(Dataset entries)
# # # # #

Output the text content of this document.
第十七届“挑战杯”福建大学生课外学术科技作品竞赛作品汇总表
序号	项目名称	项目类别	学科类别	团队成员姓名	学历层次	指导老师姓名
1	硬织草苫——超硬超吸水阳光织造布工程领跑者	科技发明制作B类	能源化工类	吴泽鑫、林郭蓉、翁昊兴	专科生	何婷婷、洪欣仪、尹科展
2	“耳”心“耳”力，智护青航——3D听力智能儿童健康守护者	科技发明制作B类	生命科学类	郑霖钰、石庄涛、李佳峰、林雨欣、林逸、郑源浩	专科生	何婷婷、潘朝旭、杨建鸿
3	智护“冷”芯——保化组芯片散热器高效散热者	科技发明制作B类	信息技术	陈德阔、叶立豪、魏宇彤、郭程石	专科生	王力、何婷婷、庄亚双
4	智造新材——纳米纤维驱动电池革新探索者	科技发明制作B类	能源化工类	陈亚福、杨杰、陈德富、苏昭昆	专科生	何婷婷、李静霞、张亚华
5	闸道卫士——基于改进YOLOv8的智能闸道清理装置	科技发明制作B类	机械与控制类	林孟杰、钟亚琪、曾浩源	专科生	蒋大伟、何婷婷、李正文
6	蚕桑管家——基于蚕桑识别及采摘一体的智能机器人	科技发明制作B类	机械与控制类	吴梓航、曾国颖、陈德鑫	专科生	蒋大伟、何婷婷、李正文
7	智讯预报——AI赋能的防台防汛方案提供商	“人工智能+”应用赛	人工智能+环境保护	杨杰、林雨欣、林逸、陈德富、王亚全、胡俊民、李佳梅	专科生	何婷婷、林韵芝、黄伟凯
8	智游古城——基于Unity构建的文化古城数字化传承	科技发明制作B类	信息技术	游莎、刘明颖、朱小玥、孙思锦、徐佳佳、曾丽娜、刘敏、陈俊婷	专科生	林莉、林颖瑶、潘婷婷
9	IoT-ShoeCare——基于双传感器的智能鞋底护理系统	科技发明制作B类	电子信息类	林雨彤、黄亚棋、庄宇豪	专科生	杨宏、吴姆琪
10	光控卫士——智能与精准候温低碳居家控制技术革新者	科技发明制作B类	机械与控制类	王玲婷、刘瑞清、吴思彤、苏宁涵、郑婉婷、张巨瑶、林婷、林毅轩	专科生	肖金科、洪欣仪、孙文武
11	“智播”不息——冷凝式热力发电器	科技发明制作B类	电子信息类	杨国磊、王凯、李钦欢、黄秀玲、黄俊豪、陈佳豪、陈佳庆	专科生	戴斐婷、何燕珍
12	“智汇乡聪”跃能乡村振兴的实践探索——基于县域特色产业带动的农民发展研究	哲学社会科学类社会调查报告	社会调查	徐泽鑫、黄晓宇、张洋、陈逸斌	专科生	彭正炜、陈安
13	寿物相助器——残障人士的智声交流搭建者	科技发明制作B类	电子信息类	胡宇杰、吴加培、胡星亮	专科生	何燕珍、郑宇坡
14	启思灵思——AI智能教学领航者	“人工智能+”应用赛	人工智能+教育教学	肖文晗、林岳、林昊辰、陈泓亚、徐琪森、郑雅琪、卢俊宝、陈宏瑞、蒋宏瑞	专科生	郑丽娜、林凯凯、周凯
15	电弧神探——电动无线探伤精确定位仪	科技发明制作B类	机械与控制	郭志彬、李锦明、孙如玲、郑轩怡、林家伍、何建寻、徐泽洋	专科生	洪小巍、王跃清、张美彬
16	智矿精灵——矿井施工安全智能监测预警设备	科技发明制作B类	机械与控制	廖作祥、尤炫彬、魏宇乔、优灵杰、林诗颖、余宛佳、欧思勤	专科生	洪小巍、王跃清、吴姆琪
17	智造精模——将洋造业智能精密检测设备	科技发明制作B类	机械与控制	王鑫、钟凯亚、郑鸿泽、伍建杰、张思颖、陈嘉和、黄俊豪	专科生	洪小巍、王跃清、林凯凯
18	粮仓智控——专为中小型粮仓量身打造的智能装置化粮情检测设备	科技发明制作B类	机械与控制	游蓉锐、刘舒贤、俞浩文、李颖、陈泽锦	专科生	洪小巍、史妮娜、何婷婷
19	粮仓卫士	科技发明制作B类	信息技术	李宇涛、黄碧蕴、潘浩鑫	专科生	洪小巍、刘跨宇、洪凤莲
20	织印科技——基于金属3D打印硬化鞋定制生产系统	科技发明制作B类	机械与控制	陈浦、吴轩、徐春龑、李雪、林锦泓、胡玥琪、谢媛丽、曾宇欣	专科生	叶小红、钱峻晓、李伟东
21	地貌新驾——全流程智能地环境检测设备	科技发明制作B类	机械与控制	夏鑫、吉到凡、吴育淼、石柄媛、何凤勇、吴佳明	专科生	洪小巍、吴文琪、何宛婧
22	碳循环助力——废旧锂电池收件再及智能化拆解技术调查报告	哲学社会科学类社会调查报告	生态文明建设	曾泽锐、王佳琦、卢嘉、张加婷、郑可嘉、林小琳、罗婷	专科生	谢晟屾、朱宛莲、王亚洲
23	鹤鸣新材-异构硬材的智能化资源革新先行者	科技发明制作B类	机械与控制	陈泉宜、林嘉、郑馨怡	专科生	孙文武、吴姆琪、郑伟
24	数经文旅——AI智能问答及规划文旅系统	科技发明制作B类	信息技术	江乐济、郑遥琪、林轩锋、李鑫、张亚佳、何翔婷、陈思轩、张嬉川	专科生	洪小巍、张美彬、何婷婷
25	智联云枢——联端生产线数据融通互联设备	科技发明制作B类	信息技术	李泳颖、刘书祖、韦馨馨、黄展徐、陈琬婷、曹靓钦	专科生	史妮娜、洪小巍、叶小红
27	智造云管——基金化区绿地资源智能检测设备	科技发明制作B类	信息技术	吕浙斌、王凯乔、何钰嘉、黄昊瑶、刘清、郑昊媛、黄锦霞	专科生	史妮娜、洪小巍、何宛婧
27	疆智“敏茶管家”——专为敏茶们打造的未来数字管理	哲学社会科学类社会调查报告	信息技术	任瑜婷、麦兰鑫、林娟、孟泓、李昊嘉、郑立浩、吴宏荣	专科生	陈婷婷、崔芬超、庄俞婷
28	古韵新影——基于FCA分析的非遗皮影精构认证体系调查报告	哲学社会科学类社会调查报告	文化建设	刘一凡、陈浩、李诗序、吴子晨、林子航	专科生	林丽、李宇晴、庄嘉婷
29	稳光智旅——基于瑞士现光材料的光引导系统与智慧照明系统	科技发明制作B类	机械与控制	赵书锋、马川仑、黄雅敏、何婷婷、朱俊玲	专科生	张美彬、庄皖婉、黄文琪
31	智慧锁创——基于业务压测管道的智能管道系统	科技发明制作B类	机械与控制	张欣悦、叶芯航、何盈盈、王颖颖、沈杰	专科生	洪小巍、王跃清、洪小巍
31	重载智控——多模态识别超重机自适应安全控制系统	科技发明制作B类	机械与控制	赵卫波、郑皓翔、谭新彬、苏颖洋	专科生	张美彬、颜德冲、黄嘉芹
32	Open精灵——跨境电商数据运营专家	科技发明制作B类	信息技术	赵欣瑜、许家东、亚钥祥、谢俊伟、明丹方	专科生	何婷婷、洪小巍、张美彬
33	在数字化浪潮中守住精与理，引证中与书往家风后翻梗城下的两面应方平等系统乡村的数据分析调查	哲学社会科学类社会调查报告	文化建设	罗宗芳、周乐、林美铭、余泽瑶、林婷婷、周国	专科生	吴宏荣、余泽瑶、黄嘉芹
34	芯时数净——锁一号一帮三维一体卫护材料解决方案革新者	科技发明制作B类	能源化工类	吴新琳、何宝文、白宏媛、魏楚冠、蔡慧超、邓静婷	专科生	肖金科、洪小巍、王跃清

# # # # #

[Required work]: Every entry above should be retyped exactly as shown.

[Written response]:
Output the text content of this document.
第十七届“挑战杯”福建大学生课外学术科技作品竞赛作品汇总表
序号	项目名称	项目类别	学科类别	团队成员姓名	学历层次	指导老师姓名
1	硬织草苫——超硬超吸水阳光织造布工程领跑者	科技发明制作B类	能源化工类	吴泽鑫、林郭蓉、翁昊兴	专科生	何婷婷、洪欣仪、尹科展
2	“耳”心“耳”力，智护青航——3D听力智能儿童健康守护者	科技发明制作B类	生命科学类	郑霖钰、石庄涛、李佳峰、林雨欣、林逸、郑源浩	专科生	何婷婷、潘朝旭、杨建鸿
3	智护“冷”芯——保化组芯片散热器高效散热者	科技发明制作B类	信息技术	陈德阔、叶立豪、魏宇彤、郭程石	专科生	王力、何婷婷、庄亚双
4	智造新材——纳米纤维驱动电池革新探索者	科技发明制作B类	能源化工类	陈亚福、杨杰、陈德富、苏昭昆	专科生	何婷婷、李静霞、张亚华
5	闸道卫士——基于改进YOLOv8的智能闸道清理装置	科技发明制作B类	机械与控制类	林孟杰、钟亚琪、曾浩源	专科生	蒋大伟、何婷婷、李正文
6	蚕桑管家——基于蚕桑识别及采摘一体的智能机器人	科技发明制作B类	机械与控制类	吴梓航、曾国颖、陈德鑫	专科生	蒋大伟、何婷婷、李正文
7	智讯预报——AI赋能的防台防汛方案提供商	“人工智能+”应用赛	人工智能+环境保护	杨杰、林雨欣、林逸、陈德富、王亚全、胡俊民、李佳梅	专科生	何婷婷、林韵芝、黄伟凯
8	智游古城——基于Unity构建的文化古城数字化传承	科技发明制作B类	信息技术	游莎、刘明颖、朱小玥、孙思锦、徐佳佳、曾丽娜、刘敏、陈俊婷	专科生	林莉、林颖瑶、潘婷婷
9	IoT-ShoeCare——基于双传感器的智能鞋底护理系统	科技发明制作B类	电子信息类	林雨彤、黄亚棋、庄宇豪	专科生	杨宏、吴姆琪
10	光控卫士——智能与精准候温低碳居家控制技术革新者	科技发明制作B类	机械与控制类	王玲婷、刘瑞清、吴思彤、苏宁涵、郑婉婷、张巨瑶、林婷、林毅轩	专科生	肖金科、洪欣仪、孙文武
11	“智播”不息——冷凝式热力发电器	科技发明制作B类	电子信息类	杨国磊、王凯、李钦欢、黄秀玲、黄俊豪、陈佳豪、陈佳庆	专科生	戴斐婷、何燕珍
12	“智汇乡聪”跃能乡村振兴的实践探索——基于县域特色产业带动的农民发展研究	哲学社会科学类社会调查报告	社会调查	徐泽鑫、黄晓宇、张洋、陈逸斌	专科生	彭正炜、陈安
13	寿物相助器——残障人士的智声交流搭建者	科技发明制作B类	电子信息类	胡宇杰、吴加培、胡星亮	专科生	何燕珍、郑宇坡
14	启思灵思——AI智能教学领航者	“人工智能+”应用赛	人工智能+教育教学	肖文晗、林岳、林昊辰、陈泓亚、徐琪森、郑雅琪、卢俊宝、陈宏瑞、蒋宏瑞	专科生	郑丽娜、林凯凯、周凯
15	电弧神探——电动无线探伤精确定位仪	科技发明制作B类	机械与控制	郭志彬、李锦明、孙如玲、郑轩怡、林家伍、何建寻、徐泽洋	专科生	洪小巍、王跃清、张美彬
16	智矿精灵——矿井施工安全智能监测预警设备	科技发明制作B类	机械与控制	廖作祥、尤炫彬、魏宇乔、优灵杰、林诗颖、余宛佳、欧思勤	专科生	洪小巍、王跃清、吴姆琪
17	智造精模——将洋造业智能精密检测设备	科技发明制作B类	机械与控制	王鑫、钟凯亚、郑鸿泽、伍建杰、张思颖、陈嘉和、黄俊豪	专科生	洪小巍、王跃清、林凯凯
18	粮仓智控——专为中小型粮仓量身打造的智能装置化粮情检测设备	科技发明制作B类	机械与控制	游蓉锐、刘舒贤、俞浩文、李颖、陈泽锦	专科生	洪小巍、史妮娜、何婷婷
19	粮仓卫士	科技发明制作B类	信息技术	李宇涛、黄碧蕴、潘浩鑫	专科生	洪小巍、刘跨宇、洪凤莲
20	织印科技——基于金属3D打印硬化鞋定制生产系统	科技发明制作B类	机械与控制	陈浦、吴轩、徐春龑、李雪、林锦泓、胡玥琪、谢媛丽、曾宇欣	专科生	叶小红、钱峻晓、李伟东
21	地貌新驾——全流程智能地环境检测设备	科技发明制作B类	机械与控制	夏鑫、吉到凡、吴育淼、石柄媛、何凤勇、吴佳明	专科生	洪小巍、吴文琪、何宛婧
22	碳循环助力——废旧锂电池收件再及智能化拆解技术调查报告	哲学社会科学类社会调查报告	生态文明建设	曾泽锐、王佳琦、卢嘉、张加婷、郑可嘉、林小琳、罗婷	专科生	谢晟屾、朱宛莲、王亚洲
23	鹤鸣新材-异构硬材的智能化资源革新先行者	科技发明制作B类	机械与控制	陈泉宜、林嘉、郑馨怡	专科生	孙文武、吴姆琪、郑伟
24	数经文旅——AI智能问答及规划文旅系统	科技发明制作B类	信息技术	江乐济、郑遥琪、林轩锋、李鑫、张亚佳、何翔婷、陈思轩、张嬉川	专科生	洪小巍、张美彬、何婷婷
25	智联云枢——联端生产线数据融通互联设备	科技发明制作B类	信息技术	李泳颖、刘书祖、韦馨馨、黄展徐、陈琬婷、曹靓钦	专科生	史妮娜、洪小巍、叶小红
27	智造云管——基金化区绿地资源智能检测设备	科技发明制作B类	信息技术	吕浙斌、王凯乔、何钰嘉、黄昊瑶、刘清、郑昊媛、黄锦霞	专科生	史妮娜、洪小巍、何宛婧
27	疆智“敏茶管家”——专为敏茶们打造的未来数字管理	哲学社会科学类社会调查报告	信息技术	任瑜婷、麦兰鑫、林娟、孟泓、李昊嘉、郑立浩、吴宏荣	专科生	陈婷婷、崔芬超、庄俞婷
28	古韵新影——基于FCA分析的非遗皮影精构认证体系调查报告	哲学社会科学类社会调查报告	文化建设	刘一凡、陈浩、李诗序、吴子晨、林子航	专科生	林丽、李宇晴、庄嘉婷
29	稳光智旅——基于瑞士现光材料的光引导系统与智慧照明系统	科技发明制作B类	机械与控制	赵书锋、马川仑、黄雅敏、何婷婷、朱俊玲	专科生	张美彬、庄皖婉、黄文琪
31	智慧锁创——基于业务压测管道的智能管道系统	科技发明制作B类	机械与控制	张欣悦、叶芯航、何盈盈、王颖颖、沈杰	专科生	洪小巍、王跃清、洪小巍
31	重载智控——多模态识别超重机自适应安全控制系统	科技发明制作B类	机械与控制	赵卫波、郑皓翔、谭新彬、苏颖洋	专科生	张美彬、颜德冲、黄嘉芹
32	Open精灵——跨境电商数据运营专家	科技发明制作B类	信息技术	赵欣瑜、许家东、亚钥祥、谢俊伟、明丹方	专科生	何婷婷、洪小巍、张美彬
33	在数字化浪潮中守住精与理，引证中与书往家风后翻梗城下的两面应方平等系统乡村的数据分析调查	哲学社会科学类社会调查报告	文化建设	罗宗芳、周乐、林美铭、余泽瑶、林婷婷、周国	专科生	吴宏荣、余泽瑶、黄嘉芹
34	芯时数净——锁一号一帮三维一体卫护材料解决方案革新者	科技发明制作B类	能源化工类	吴新琳、何宝文、白宏媛、魏楚冠、蔡慧超、邓静婷	专科生	肖金科、洪小巍、王跃清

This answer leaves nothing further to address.